Die von Dräger schon vor zwei Jahren propagierten Massive Open Online Courses (MOOCs) werden dafür ebenso reaktiviert wie das angeblich „individuelle Lernen“. Dabei egalisiert Software mehr als dass sie individualisiert (es ist egal, wer vor dem Rechner sitzt). Selbst die sinnfreie Quantifizierung von Teilnehmerzahlen als Qualitätsmerkmal wird repetiert. Ob 16 oder 160 Tsd. Teilnehmer: über Qualität oder Niveau eines Online-Kurses sagen die Zahlen nichts aus. Aber wenn davon 23 Tsd. (weniger als 15%) ein Zertifikat erwerben, ist das schon ein Erfolg? An Präsenzhochschulen gelten Abbrecherquoten von mehr als 20% als inakzeptabel.

Auszug aus einem Datensatz:

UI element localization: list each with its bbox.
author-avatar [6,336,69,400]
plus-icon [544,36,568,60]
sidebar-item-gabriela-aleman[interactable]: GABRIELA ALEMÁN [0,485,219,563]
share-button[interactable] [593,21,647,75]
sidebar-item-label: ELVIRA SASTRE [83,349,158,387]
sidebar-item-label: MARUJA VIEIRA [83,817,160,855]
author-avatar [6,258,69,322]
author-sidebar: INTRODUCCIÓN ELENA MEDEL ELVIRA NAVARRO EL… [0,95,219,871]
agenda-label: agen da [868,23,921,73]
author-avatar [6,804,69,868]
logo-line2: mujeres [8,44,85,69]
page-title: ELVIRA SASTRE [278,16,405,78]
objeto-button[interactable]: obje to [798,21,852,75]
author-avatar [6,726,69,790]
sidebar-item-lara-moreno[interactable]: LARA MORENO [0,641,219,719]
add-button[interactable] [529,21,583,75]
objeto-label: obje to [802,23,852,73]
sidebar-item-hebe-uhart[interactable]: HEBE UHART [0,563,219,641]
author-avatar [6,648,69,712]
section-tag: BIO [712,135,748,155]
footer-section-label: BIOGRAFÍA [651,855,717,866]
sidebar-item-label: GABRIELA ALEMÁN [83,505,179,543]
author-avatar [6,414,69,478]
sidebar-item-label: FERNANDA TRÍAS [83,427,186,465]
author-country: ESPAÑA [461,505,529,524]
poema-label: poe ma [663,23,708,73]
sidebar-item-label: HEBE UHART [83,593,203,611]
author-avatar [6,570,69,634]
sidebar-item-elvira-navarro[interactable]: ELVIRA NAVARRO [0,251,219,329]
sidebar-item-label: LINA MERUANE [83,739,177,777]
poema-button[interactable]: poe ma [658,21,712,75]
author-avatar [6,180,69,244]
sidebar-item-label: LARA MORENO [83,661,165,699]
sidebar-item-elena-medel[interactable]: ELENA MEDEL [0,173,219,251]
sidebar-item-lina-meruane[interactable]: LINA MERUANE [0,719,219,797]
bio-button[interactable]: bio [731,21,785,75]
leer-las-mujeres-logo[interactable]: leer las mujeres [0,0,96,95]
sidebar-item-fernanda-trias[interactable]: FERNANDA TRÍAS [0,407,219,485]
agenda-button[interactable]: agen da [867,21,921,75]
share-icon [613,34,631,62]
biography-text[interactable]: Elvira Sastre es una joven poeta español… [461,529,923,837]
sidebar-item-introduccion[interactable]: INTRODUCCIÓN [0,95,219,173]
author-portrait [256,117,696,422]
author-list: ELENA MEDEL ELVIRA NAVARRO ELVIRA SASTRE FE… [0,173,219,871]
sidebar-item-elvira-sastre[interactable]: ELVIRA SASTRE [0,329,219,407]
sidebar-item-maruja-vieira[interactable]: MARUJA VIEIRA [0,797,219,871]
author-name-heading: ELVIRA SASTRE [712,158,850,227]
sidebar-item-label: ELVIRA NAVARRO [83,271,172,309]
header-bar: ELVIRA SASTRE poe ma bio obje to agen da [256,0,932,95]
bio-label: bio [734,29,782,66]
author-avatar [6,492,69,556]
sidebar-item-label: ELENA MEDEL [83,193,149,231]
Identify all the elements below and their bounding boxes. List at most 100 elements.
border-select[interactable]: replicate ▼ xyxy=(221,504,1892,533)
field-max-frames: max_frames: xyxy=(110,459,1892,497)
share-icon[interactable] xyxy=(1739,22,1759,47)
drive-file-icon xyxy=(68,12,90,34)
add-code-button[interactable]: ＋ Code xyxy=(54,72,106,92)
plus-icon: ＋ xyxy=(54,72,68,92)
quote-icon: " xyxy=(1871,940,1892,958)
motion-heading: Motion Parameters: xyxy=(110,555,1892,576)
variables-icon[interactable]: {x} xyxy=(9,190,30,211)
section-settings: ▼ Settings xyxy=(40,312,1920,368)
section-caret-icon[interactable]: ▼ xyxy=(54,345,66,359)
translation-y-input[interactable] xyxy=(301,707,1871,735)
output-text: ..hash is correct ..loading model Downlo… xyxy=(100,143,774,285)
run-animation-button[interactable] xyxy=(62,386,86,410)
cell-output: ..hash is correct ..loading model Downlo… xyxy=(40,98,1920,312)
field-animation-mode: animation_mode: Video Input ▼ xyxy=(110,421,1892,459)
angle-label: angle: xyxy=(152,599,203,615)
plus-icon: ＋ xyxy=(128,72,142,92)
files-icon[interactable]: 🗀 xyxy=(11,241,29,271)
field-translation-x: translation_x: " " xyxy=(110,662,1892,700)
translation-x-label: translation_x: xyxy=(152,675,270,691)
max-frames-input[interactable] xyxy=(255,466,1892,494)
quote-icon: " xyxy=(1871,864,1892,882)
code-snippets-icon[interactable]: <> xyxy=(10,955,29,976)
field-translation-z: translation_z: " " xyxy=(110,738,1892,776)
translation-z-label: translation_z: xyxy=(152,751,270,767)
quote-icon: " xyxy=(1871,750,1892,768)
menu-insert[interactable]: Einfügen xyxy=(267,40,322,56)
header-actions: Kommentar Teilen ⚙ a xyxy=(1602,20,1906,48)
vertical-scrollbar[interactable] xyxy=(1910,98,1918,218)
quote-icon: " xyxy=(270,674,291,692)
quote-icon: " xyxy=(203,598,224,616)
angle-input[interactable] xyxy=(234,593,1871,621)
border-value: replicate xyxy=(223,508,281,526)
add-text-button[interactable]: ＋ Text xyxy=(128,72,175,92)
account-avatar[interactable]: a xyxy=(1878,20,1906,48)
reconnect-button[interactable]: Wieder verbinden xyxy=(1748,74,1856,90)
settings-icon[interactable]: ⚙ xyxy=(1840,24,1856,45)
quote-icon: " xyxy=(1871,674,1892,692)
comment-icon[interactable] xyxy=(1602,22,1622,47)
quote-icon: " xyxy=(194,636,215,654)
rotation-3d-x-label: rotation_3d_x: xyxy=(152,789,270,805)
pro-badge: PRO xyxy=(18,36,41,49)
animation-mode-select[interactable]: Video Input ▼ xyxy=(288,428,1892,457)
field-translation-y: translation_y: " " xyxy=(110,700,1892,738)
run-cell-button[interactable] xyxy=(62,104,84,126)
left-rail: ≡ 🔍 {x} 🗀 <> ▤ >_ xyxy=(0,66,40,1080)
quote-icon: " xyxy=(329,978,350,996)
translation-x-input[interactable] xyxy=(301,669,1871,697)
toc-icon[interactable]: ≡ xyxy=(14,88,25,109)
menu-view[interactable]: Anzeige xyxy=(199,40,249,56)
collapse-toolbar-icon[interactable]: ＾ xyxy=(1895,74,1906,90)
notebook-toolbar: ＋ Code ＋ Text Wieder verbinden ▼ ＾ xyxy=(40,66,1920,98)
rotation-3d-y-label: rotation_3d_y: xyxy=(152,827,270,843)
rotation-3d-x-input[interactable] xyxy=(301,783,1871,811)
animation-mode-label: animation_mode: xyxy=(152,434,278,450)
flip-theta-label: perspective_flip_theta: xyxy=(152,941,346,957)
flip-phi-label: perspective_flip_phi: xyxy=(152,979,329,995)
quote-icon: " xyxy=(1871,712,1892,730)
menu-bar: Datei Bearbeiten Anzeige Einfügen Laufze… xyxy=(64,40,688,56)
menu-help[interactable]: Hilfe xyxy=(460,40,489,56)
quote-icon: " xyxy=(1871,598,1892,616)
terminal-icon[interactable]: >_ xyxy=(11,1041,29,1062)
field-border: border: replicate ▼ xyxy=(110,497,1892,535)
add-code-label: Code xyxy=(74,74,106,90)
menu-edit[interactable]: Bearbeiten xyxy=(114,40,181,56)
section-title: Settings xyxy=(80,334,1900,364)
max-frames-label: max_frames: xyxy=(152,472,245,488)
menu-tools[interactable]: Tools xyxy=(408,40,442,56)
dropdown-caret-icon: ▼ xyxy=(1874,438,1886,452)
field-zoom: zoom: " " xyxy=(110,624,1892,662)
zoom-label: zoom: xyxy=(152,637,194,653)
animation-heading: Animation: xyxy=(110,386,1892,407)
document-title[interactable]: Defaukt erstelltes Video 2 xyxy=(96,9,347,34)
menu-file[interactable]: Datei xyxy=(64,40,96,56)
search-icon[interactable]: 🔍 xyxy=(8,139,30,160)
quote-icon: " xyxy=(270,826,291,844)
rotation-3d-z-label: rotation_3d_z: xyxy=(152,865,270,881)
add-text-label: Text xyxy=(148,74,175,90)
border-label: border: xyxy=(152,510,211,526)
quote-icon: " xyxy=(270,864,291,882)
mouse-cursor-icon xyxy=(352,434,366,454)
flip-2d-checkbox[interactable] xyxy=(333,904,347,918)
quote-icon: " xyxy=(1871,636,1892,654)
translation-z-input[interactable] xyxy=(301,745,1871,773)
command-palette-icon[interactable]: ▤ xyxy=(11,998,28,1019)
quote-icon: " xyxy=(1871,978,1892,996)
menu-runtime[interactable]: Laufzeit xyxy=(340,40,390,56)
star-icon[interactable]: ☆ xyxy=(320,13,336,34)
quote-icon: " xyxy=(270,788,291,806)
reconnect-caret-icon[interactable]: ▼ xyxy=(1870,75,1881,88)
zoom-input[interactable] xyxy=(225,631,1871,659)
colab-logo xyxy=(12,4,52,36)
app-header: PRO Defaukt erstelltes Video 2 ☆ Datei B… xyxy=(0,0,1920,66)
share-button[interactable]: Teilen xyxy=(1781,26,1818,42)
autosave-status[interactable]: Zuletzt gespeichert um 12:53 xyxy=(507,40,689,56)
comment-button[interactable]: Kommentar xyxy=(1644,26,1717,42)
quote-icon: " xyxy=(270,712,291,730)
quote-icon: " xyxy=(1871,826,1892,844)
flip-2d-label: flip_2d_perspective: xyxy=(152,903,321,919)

• _Gestellte Aufgabe_
Welche Abbrecherquoten gelten laut dem Text über Online-Kurse an Präsenzhochschulen als inakzeptabel?

• _Antwort zur Aufgabe_
Abbrecherquoten von mehr als 20%.